What follows is a block of records; reproduce all of it verbatim.

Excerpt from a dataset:
-----

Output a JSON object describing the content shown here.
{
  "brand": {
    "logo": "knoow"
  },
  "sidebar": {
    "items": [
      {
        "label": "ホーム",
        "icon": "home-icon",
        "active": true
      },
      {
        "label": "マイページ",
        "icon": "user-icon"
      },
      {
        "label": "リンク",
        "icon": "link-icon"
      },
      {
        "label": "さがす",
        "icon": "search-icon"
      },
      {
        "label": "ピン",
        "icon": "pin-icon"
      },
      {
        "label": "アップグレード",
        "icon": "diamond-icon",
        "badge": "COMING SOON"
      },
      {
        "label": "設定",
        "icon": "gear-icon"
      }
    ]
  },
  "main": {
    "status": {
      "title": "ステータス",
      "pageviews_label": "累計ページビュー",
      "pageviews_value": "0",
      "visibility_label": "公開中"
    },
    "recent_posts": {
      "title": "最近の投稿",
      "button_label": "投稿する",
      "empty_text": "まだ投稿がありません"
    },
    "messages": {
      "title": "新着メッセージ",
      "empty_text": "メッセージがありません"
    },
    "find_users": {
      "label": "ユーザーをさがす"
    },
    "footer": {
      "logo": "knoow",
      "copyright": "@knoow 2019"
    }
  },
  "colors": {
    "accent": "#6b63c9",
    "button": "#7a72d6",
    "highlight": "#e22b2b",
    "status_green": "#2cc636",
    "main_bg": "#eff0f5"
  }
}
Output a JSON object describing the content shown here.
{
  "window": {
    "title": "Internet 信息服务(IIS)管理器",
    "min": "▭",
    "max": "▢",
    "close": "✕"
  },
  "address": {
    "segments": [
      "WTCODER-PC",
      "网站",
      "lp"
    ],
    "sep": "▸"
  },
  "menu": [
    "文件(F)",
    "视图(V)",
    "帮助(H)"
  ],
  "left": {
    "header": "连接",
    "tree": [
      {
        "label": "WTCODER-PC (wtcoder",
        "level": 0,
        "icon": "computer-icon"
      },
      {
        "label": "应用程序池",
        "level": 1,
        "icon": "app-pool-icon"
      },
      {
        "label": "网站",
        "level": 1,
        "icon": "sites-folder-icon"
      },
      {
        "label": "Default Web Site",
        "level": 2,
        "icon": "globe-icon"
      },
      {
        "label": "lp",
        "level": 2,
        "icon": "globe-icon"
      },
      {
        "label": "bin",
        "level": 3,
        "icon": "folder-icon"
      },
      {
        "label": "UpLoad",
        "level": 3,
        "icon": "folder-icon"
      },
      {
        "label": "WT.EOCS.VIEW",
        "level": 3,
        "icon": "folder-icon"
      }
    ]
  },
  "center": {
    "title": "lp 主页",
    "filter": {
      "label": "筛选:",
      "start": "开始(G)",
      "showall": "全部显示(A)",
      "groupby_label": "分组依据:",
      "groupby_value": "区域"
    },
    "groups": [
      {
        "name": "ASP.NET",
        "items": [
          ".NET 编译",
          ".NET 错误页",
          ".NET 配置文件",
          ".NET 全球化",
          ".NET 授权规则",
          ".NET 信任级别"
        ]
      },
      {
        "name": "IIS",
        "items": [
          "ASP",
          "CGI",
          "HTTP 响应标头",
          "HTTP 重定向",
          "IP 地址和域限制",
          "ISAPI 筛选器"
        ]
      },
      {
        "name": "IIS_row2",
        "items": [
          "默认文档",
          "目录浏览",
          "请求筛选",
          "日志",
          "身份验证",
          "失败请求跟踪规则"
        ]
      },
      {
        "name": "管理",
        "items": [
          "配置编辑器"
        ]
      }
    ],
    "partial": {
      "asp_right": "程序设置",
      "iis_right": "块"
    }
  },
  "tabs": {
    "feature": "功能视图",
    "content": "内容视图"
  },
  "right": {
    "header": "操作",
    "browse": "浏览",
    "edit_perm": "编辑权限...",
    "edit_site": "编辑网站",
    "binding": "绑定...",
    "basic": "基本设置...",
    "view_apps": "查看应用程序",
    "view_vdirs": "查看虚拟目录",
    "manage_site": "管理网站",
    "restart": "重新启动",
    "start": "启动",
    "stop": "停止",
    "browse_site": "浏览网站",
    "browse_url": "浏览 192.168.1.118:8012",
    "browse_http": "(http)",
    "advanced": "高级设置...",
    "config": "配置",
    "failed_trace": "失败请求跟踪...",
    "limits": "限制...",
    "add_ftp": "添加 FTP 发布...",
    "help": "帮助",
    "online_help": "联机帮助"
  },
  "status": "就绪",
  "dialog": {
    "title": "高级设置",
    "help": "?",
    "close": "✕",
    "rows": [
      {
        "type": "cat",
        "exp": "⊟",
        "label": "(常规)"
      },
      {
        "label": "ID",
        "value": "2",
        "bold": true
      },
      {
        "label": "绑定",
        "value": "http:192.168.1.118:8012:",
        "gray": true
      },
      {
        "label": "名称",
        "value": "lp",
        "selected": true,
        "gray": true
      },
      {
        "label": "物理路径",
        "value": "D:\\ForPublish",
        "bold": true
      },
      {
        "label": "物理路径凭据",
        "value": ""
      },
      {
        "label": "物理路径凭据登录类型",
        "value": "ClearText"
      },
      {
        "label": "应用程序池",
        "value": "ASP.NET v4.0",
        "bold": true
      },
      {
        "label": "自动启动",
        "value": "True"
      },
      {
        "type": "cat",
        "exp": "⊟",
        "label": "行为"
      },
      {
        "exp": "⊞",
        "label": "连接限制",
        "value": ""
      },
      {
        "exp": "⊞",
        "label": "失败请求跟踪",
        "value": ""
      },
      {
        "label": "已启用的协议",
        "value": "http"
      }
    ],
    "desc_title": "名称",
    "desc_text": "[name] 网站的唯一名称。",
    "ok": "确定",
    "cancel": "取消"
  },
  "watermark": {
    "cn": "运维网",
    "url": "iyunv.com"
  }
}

-----

**EXERCISE SOLUTION**
Output a JSON object describing the content shown here.
{
  "brand": {
    "logo": "knoow"
  },
  "sidebar": {
    "items": [
      {
        "label": "ホーム",
        "icon": "home-icon",
        "active": true
      },
      {
        "label": "マイページ",
        "icon": "user-icon"
      },
      {
        "label": "リンク",
        "icon": "link-icon"
      },
      {
        "label": "さがす",
        "icon": "search-icon"
      },
      {
        "label": "ピン",
        "icon": "pin-icon"
      },
      {
        "label": "アップグレード",
        "icon": "diamond-icon",
        "badge": "COMING SOON"
      },
      {
        "label": "設定",
        "icon": "gear-icon"
      }
    ]
  },
  "main": {
    "status": {
      "title": "ステータス",
      "pageviews_label": "累計ページビュー",
      "pageviews_value": "0",
      "visibility_label": "公開中"
    },
    "recent_posts": {
      "title": "最近の投稿",
      "button_label": "投稿する",
      "empty_text": "まだ投稿がありません"
    },
    "messages": {
      "title": "新着メッセージ",
      "empty_text": "メッセージがありません"
    },
    "find_users": {
      "label": "ユーザーをさがす"
    },
    "footer": {
      "logo": "knoow",
      "copyright": "@knoow 2019"
    }
  },
  "colors": {
    "accent": "#6b63c9",
    "button": "#7a72d6",
    "highlight": "#e22b2b",
    "status_green": "#2cc636",
    "main_bg": "#eff0f5"
  }
}
Output a JSON object describing the content shown here.
{
  "window": {
    "title": "Internet 信息服务(IIS)管理器",
    "min": "▭",
    "max": "▢",
    "close": "✕"
  },
  "address": {
    "segments": [
      "WTCODER-PC",
      "网站",
      "lp"
    ],
    "sep": "▸"
  },
  "menu": [
    "文件(F)",
    "视图(V)",
    "帮助(H)"
  ],
  "left": {
    "header": "连接",
    "tree": [
      {
        "label": "WTCODER-PC (wtcoder",
        "level": 0,
        "icon": "computer-icon"
      },
      {
        "label": "应用程序池",
        "level": 1,
        "icon": "app-pool-icon"
      },
      {
        "label": "网站",
        "level": 1,
        "icon": "sites-folder-icon"
      },
      {
        "label": "Default Web Site",
        "level": 2,
        "icon": "globe-icon"
      },
      {
        "label": "lp",
        "level": 2,
        "icon": "globe-icon"
      },
      {
        "label": "bin",
        "level": 3,
        "icon": "folder-icon"
      },
      {
        "label": "UpLoad",
        "level": 3,
        "icon": "folder-icon"
      },
      {
        "label": "WT.EOCS.VIEW",
        "level": 3,
        "icon": "folder-icon"
      }
    ]
  },
  "center": {
    "title": "lp 主页",
    "filter": {
      "label": "筛选:",
      "start": "开始(G)",
      "showall": "全部显示(A)",
      "groupby_label": "分组依据:",
      "groupby_value": "区域"
    },
    "groups": [
      {
        "name": "ASP.NET",
        "items": [
          ".NET 编译",
          ".NET 错误页",
          ".NET 配置文件",
          ".NET 全球化",
          ".NET 授权规则",
          ".NET 信任级别"
        ]
      },
      {
        "name": "IIS",
        "items": [
          "ASP",
          "CGI",
          "HTTP 响应标头",
          "HTTP 重定向",
          "IP 地址和域限制",
          "ISAPI 筛选器"
        ]
      },
      {
        "name": "IIS_row2",
        "items": [
          "默认文档",
          "目录浏览",
          "请求筛选",
          "日志",
          "身份验证",
          "失败请求跟踪规则"
        ]
      },
      {
        "name": "管理",
        "items": [
          "配置编辑器"
        ]
      }
    ],
    "partial": {
      "asp_right": "程序设置",
      "iis_right": "块"
    }
  },
  "tabs": {
    "feature": "功能视图",
    "content": "内容视图"
  },
  "right": {
    "header": "操作",
    "browse": "浏览",
    "edit_perm": "编辑权限...",
    "edit_site": "编辑网站",
    "binding": "绑定...",
    "basic": "基本设置...",
    "view_apps": "查看应用程序",
    "view_vdirs": "查看虚拟目录",
    "manage_site": "管理网站",
    "restart": "重新启动",
    "start": "启动",
    "stop": "停止",
    "browse_site": "浏览网站",
    "browse_url": "浏览 192.168.1.118:8012",
    "browse_http": "(http)",
    "advanced": "高级设置...",
    "config": "配置",
    "failed_trace": "失败请求跟踪...",
    "limits": "限制...",
    "add_ftp": "添加 FTP 发布...",
    "help": "帮助",
    "online_help": "联机帮助"
  },
  "status": "就绪",
  "dialog": {
    "title": "高级设置",
    "help": "?",
    "close": "✕",
    "rows": [
      {
        "type": "cat",
        "exp": "⊟",
        "label": "(常规)"
      },
      {
        "label": "ID",
        "value": "2",
        "bold": true
      },
      {
        "label": "绑定",
        "value": "http:192.168.1.118:8012:",
        "gray": true
      },
      {
        "label": "名称",
        "value": "lp",
        "selected": true,
        "gray": true
      },
      {
        "label": "物理路径",
        "value": "D:\\ForPublish",
        "bold": true
      },
      {
        "label": "物理路径凭据",
        "value": ""
      },
      {
        "label": "物理路径凭据登录类型",
        "value": "ClearText"
      },
      {
        "label": "应用程序池",
        "value": "ASP.NET v4.0",
        "bold": true
      },
      {
        "label": "自动启动",
        "value": "True"
      },
      {
        "type": "cat",
        "exp": "⊟",
        "label": "行为"
      },
      {
        "exp": "⊞",
        "label": "连接限制",
        "value": ""
      },
      {
        "exp": "⊞",
        "label": "失败请求跟踪",
        "value": ""
      },
      {
        "label": "已启用的协议",
        "value": "http"
      }
    ],
    "desc_title": "名称",
    "desc_text": "[name] 网站的唯一名称。",
    "ok": "确定",
    "cancel": "取消"
  },
  "watermark": {
    "cn": "运维网",
    "url": "iyunv.com"
  }
}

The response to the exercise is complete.